6 1-2 That night the king had trouble sleeping and decided to read awhile. He ordered the historical records of his kingdom from the library, and in them he came across the item telling how Mordecai had exposed the plot of Bigthana and Teresh, two of the king’s eunuchs, watchmen at the palace gates, who had plotted to assassinate him.
3 “What reward did we ever give Mordecai for this?” the king asked.
His courtiers replied, “Nothing!”
4 “Who is on duty in the outer court?” the king inquired. Now, as it happened, Haman had just arrived in the outer court of the palace to ask the king to hang Mordecai from the gallows he was building.
5 So the courtiers replied to the king, “Haman is out there.”
“Bring him in,” the king ordered. 6 So Haman came in, and the king said to him, “What should I do to honor a man who truly pleases me?”
Haman thought to himself, “Whom would he want to honor more than me?” 7-8 So he replied, “Bring out some of the royal robes the king himself has worn, and the king’s own horse, and the royal crown, 9 and instruct one of the king’s most noble princes to robe the man and to lead him through the streets on the king’s own horse, shouting before him, ‘This is the way the king honors those who truly please him!’”

DATA TO EXAMINE:
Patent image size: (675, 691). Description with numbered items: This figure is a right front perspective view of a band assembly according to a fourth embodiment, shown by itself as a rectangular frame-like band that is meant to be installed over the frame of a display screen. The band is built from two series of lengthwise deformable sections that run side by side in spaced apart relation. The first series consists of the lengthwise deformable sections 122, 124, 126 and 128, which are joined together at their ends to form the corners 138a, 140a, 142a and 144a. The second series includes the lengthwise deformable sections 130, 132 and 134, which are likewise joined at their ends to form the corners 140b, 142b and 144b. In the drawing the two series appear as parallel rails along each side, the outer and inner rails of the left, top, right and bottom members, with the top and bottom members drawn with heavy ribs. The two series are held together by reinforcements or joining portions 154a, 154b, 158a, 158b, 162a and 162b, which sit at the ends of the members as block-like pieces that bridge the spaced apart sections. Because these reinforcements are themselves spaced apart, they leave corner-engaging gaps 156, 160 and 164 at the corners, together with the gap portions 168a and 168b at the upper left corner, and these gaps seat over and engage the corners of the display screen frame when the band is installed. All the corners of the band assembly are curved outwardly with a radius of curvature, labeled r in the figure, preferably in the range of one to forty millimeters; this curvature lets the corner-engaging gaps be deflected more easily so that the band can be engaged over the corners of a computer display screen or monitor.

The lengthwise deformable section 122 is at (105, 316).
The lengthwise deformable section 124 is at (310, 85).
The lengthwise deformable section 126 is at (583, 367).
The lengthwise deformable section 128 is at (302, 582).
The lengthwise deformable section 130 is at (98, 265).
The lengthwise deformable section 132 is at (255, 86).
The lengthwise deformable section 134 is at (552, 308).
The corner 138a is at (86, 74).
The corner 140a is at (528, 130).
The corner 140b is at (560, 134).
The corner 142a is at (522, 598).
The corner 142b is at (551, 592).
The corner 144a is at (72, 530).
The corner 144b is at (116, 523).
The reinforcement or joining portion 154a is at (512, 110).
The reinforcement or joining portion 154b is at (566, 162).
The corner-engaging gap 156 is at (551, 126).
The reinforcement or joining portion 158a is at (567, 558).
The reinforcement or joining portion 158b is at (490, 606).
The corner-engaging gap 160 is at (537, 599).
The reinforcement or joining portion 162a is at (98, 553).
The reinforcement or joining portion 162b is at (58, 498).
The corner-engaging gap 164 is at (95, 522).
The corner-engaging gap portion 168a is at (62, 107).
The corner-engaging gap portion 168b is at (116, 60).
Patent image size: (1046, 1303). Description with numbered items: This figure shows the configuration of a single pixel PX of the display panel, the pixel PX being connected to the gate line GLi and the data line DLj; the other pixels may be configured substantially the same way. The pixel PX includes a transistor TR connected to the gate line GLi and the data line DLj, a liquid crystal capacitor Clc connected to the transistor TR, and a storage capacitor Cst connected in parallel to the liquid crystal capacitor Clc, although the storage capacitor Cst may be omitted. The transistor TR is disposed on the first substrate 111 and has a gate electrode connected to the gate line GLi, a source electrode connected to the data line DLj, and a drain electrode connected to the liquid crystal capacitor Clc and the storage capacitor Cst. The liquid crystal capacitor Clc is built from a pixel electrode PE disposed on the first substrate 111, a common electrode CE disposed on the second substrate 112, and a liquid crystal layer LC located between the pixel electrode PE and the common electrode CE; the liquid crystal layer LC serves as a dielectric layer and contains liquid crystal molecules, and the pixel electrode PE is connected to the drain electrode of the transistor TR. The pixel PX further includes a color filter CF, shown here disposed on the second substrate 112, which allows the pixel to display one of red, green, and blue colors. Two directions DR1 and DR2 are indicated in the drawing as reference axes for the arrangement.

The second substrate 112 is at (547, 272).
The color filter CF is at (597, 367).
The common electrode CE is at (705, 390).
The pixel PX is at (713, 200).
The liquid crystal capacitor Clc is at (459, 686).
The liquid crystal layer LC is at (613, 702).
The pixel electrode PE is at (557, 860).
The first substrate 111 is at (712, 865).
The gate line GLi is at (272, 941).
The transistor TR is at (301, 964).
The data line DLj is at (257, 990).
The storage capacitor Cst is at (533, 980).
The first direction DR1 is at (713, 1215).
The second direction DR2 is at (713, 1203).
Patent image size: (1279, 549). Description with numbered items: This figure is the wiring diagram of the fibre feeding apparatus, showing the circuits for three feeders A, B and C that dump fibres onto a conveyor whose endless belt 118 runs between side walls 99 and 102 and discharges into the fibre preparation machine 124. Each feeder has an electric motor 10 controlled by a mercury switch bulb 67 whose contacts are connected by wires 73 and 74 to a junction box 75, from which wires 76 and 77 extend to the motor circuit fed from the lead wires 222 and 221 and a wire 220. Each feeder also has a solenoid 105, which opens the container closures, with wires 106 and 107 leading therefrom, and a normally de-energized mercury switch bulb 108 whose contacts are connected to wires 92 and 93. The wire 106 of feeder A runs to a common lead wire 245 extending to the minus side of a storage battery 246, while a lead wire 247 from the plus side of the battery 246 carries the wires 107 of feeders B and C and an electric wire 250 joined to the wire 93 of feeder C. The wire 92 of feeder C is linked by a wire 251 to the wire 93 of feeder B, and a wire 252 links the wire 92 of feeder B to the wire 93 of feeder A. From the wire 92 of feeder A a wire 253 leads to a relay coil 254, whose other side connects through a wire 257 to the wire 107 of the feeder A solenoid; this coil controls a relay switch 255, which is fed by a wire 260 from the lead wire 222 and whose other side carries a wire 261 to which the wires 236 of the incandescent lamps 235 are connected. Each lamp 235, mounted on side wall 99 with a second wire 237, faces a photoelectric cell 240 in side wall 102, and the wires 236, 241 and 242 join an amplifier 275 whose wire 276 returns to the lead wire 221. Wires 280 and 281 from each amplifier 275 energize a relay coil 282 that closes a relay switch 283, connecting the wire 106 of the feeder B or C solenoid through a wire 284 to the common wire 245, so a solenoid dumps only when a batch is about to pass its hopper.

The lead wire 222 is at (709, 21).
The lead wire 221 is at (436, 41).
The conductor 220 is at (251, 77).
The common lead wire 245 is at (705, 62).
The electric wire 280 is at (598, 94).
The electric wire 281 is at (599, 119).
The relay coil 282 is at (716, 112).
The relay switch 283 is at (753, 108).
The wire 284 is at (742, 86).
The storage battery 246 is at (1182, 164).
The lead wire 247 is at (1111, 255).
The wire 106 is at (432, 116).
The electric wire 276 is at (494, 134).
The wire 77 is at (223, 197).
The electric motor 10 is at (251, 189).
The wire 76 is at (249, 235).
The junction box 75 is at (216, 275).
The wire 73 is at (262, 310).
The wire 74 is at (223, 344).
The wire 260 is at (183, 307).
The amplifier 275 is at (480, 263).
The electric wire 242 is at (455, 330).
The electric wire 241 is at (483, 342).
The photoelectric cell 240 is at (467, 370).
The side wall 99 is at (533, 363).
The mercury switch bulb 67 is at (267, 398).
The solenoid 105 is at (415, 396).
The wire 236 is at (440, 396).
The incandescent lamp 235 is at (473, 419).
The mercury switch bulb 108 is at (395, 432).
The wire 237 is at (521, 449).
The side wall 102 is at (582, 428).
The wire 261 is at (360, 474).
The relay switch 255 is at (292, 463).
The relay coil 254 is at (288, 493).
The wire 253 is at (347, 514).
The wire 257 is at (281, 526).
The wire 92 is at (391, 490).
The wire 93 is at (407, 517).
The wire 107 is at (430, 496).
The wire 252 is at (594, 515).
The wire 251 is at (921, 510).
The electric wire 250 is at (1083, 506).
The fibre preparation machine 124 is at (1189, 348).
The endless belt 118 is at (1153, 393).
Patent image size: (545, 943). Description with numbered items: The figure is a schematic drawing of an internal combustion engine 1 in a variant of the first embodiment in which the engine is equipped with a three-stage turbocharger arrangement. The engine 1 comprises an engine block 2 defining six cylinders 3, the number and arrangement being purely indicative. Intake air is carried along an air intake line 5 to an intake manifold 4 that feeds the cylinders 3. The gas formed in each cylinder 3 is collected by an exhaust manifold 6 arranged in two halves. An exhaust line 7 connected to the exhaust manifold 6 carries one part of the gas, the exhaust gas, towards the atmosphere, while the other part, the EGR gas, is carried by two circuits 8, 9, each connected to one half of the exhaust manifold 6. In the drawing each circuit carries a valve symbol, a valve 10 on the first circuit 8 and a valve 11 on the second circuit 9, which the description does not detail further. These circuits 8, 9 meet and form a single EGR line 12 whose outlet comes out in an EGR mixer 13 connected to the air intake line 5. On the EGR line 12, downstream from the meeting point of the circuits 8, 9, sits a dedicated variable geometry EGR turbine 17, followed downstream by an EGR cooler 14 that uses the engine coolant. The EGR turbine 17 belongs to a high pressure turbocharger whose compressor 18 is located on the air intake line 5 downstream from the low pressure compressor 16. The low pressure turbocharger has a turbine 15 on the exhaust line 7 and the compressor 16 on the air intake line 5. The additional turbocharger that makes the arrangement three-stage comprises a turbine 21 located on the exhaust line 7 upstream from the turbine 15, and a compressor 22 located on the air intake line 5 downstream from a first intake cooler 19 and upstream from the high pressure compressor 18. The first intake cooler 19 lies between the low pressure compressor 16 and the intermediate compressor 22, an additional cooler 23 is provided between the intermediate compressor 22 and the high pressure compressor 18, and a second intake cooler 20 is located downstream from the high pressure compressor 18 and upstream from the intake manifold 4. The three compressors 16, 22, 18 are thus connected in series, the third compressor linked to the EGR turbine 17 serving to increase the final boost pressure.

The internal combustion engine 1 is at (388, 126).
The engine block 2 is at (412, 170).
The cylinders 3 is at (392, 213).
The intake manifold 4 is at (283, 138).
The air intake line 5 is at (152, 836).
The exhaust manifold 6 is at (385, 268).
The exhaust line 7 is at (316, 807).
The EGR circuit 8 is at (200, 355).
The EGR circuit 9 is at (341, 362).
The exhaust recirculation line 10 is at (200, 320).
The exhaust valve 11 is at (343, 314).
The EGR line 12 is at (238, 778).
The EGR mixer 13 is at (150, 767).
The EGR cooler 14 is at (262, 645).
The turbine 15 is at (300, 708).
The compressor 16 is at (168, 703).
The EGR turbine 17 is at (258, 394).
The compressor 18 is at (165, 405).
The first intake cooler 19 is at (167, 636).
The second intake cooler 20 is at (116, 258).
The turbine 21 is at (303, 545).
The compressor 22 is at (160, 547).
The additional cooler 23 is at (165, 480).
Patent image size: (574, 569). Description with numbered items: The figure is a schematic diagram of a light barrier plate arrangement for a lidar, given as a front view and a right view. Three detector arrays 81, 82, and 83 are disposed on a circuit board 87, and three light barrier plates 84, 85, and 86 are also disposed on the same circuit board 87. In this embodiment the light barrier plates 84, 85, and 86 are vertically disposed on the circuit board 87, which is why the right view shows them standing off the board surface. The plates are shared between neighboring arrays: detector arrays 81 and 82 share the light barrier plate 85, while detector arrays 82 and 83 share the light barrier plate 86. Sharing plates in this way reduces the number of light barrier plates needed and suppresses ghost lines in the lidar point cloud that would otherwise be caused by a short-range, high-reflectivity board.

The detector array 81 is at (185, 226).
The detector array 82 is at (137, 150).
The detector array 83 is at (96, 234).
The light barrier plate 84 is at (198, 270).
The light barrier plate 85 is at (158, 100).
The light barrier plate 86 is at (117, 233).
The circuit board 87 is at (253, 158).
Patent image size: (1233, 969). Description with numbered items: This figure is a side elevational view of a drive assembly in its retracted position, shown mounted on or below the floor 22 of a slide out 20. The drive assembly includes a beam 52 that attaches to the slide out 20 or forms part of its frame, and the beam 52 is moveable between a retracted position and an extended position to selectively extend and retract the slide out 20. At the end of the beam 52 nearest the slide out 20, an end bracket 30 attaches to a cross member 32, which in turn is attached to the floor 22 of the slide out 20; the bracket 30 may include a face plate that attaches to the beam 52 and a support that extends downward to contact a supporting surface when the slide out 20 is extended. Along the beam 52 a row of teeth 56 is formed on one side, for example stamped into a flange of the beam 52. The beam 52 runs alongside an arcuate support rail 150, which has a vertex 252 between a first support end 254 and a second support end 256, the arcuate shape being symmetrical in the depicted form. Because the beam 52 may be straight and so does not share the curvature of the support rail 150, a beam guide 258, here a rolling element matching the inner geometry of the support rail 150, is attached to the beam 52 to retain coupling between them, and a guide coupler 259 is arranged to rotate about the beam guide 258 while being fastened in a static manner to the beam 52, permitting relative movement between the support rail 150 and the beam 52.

ACTION ITEM: Reproduce word for word the portion of the passage about Mordecai and Haman between "6 1-2 That night" and "the king asked.", inclusive.

EXPECTED ANSWER:
6 1-2 That night the king had trouble sleeping and decided to read awhile. He ordered the historical records of his kingdom from the library, and in them he came across the item telling how Mordecai had exposed the plot of Bigthana and Teresh, two of the king’s eunuchs, watchmen at the palace gates, who had plotted to assassinate him.
3 “What reward did we ever give Mordecai for this?” the king asked.